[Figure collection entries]
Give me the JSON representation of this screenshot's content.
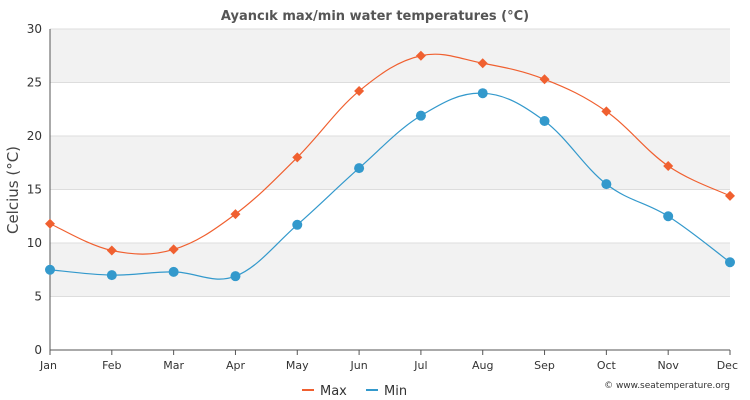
{
  "chart_data": {
    "type": "line",
    "title": "Ayancık max/min water temperatures (°C)",
    "ylabel": "Celcius (°C)",
    "xlabel": "",
    "categories": [
      "Jan",
      "Feb",
      "Mar",
      "Apr",
      "May",
      "Jun",
      "Jul",
      "Aug",
      "Sep",
      "Oct",
      "Nov",
      "Dec"
    ],
    "ylim": [
      0,
      30
    ],
    "yticks": [
      0,
      5,
      10,
      15,
      20,
      25,
      30
    ],
    "grid": true,
    "legend_position": "bottom-center",
    "series": [
      {
        "name": "Max",
        "color": "#f06030",
        "marker": "diamond",
        "values": [
          11.8,
          9.3,
          9.4,
          12.7,
          18.0,
          24.2,
          27.5,
          26.8,
          25.3,
          22.3,
          17.2,
          14.4
        ]
      },
      {
        "name": "Min",
        "color": "#3399cc",
        "marker": "circle",
        "values": [
          7.5,
          7.0,
          7.3,
          6.9,
          11.7,
          17.0,
          21.9,
          24.0,
          21.4,
          15.5,
          12.5,
          8.2
        ]
      }
    ]
  },
  "credit": "© www.seatemperature.org",
  "colors": {
    "band": "#f2f2f2",
    "axis": "#555555",
    "grid": "#dddddd"
  }
}
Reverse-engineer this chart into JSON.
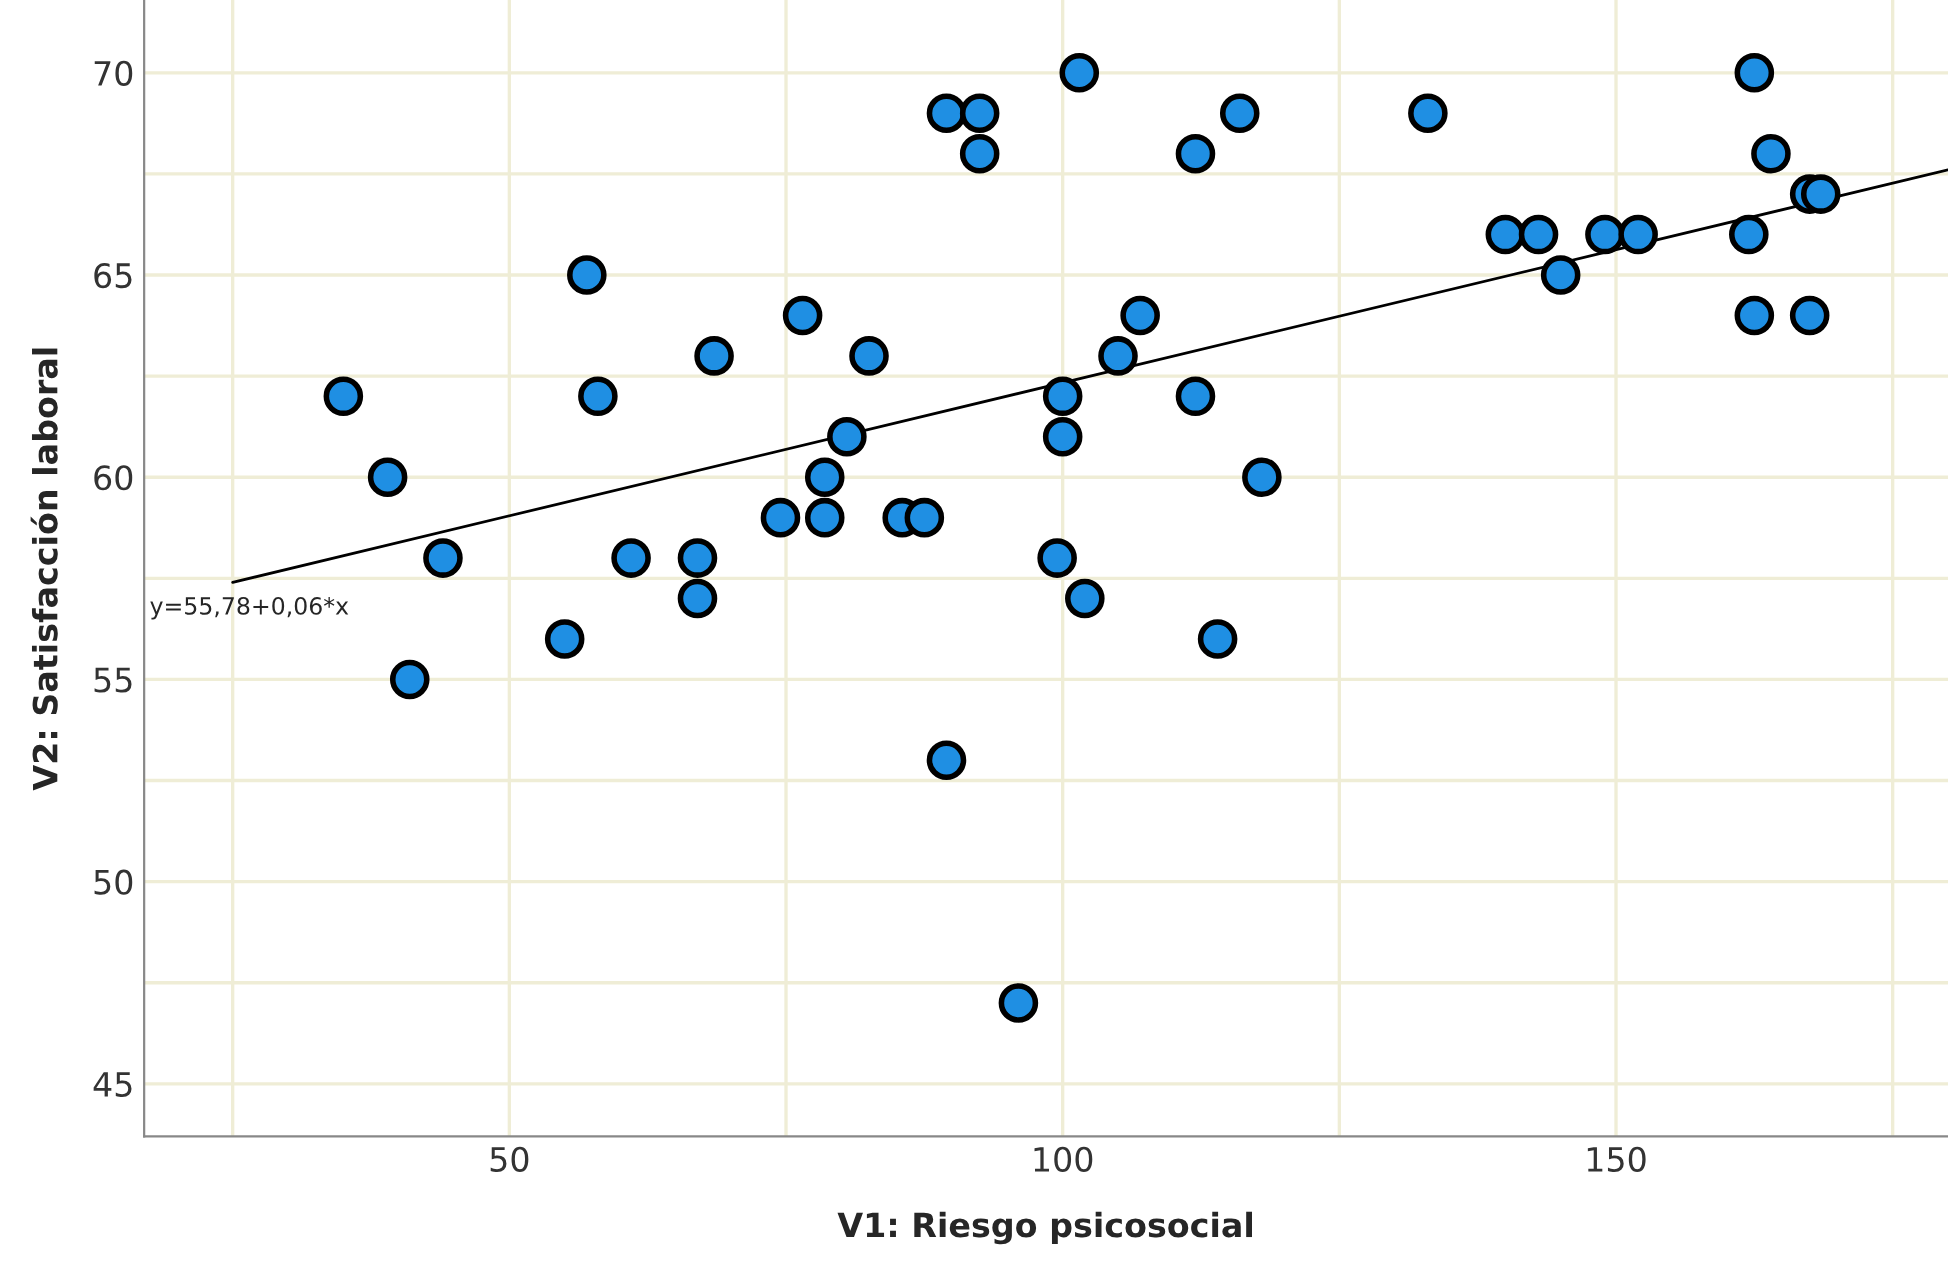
{
  "chart_data": {
    "type": "scatter",
    "xlabel": "V1: Riesgo psicosocial",
    "ylabel": "V2: Satisfacción laboral",
    "xlim": [
      17,
      180
    ],
    "ylim": [
      43.7,
      71.8
    ],
    "xticks": [
      {
        "value": 25,
        "label": null
      },
      50,
      {
        "value": 75,
        "label": null
      },
      100,
      {
        "value": 125,
        "label": null
      },
      150,
      {
        "value": 175,
        "label": null
      }
    ],
    "yticks": [
      45,
      {
        "value": 47.5,
        "label": null
      },
      50,
      {
        "value": 52.5,
        "label": null
      },
      55,
      {
        "value": 57.5,
        "label": null
      },
      60,
      {
        "value": 62.5,
        "label": null
      },
      65,
      {
        "value": 67.5,
        "label": null
      },
      70
    ],
    "grid": true,
    "marker": "circle",
    "series": [
      {
        "color": "#1f8fe3",
        "x": [
          35,
          39,
          41,
          44,
          55,
          57,
          58,
          61,
          67,
          67,
          68.5,
          74.5,
          76.5,
          78.5,
          78.5,
          80.5,
          82.5,
          85.5,
          87.5,
          89.5,
          89.5,
          92.5,
          92.5,
          96,
          99.5,
          100,
          100,
          101.5,
          102,
          105,
          107,
          112,
          112,
          114,
          116,
          118,
          133,
          140,
          143,
          145,
          149,
          152,
          162,
          162.5,
          162.5,
          164,
          167.5,
          167.5,
          168.5
        ],
        "values": [
          62,
          60,
          55,
          58,
          56,
          65,
          62,
          58,
          58,
          57,
          63,
          59,
          64,
          60,
          59,
          61,
          63,
          59,
          59,
          69,
          53,
          69,
          68,
          47,
          58,
          62,
          61,
          70,
          57,
          63,
          64,
          68,
          62,
          56,
          69,
          60,
          69,
          66,
          66,
          65,
          66,
          66,
          66,
          70,
          64,
          68,
          67,
          64,
          67
        ]
      },
      {
        "type": "line",
        "color": "#000000",
        "marker": "none",
        "x": [
          25,
          180
        ],
        "values": [
          57.4,
          67.6
        ]
      }
    ],
    "annotations": [
      "y=55,78+0,06*x"
    ]
  }
}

▸ **Exercise**: Where a line contains the string "this", extract that line.

▸ **Response to the task**:
Give me the JSON representation of this screenshot's content.
Reverse-engineer this chart into JSON.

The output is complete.